------ INPUT ROWS

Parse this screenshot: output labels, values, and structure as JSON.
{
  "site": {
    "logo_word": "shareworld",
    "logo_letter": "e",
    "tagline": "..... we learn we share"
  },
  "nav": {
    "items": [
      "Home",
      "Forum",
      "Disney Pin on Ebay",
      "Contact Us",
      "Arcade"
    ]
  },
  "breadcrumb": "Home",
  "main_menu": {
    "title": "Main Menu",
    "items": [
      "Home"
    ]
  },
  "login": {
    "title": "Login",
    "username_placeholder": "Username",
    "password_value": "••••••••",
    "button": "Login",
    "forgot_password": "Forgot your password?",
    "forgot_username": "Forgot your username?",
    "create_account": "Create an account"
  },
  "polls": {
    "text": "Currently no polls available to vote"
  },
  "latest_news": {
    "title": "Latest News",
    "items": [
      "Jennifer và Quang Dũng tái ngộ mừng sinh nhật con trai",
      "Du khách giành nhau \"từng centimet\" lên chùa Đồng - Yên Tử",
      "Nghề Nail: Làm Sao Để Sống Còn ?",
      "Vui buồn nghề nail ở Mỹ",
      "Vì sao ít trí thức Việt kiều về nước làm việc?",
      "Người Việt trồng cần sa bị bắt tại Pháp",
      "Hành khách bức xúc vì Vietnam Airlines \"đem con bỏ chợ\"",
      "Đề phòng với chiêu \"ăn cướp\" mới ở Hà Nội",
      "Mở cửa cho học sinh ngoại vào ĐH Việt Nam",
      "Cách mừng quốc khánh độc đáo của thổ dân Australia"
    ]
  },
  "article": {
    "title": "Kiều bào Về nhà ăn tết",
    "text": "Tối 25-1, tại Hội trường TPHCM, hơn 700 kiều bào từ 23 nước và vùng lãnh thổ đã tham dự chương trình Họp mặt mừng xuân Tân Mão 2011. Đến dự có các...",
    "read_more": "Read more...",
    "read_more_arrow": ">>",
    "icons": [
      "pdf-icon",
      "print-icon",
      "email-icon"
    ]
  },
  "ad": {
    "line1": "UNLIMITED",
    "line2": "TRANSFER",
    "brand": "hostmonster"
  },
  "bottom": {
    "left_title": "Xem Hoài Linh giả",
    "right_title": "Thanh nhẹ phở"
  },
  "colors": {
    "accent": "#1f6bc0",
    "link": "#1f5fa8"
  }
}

------------

▸ REQUEST: Copy each line above containing the string "your".

▸ WORKED ANSWER:
    "forgot_password": "Forgot your password?",
    "forgot_username": "Forgot your username?",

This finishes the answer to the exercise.